↓

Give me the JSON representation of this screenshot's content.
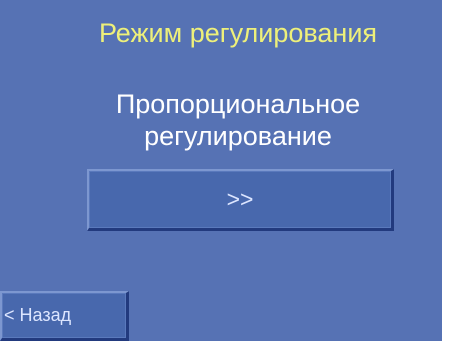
{
  "screen": {
    "title": "Режим регулирования",
    "mode_line_1": "Пропорциональное",
    "mode_line_2": "регулирование",
    "next_button_label": ">>",
    "back_button_label": "< Назад"
  },
  "colors": {
    "background": "#5672b4",
    "button_face": "#4868ad",
    "title_text": "#eef07a",
    "mode_text": "#ffffff",
    "button_text": "#dce5ff"
  }
}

↑

■ **Stated task**:
Output the material word for word, omitting its pictures.

■ **Solution below**:
Give me the JSON representation of this screenshot's content.
{
  "screen": {
    "title": "Режим регулирования",
    "mode_line_1": "Пропорциональное",
    "mode_line_2": "регулирование",
    "next_button_label": ">>",
    "back_button_label": "< Назад"
  },
  "colors": {
    "background": "#5672b4",
    "button_face": "#4868ad",
    "title_text": "#eef07a",
    "mode_text": "#ffffff",
    "button_text": "#dce5ff"
  }
}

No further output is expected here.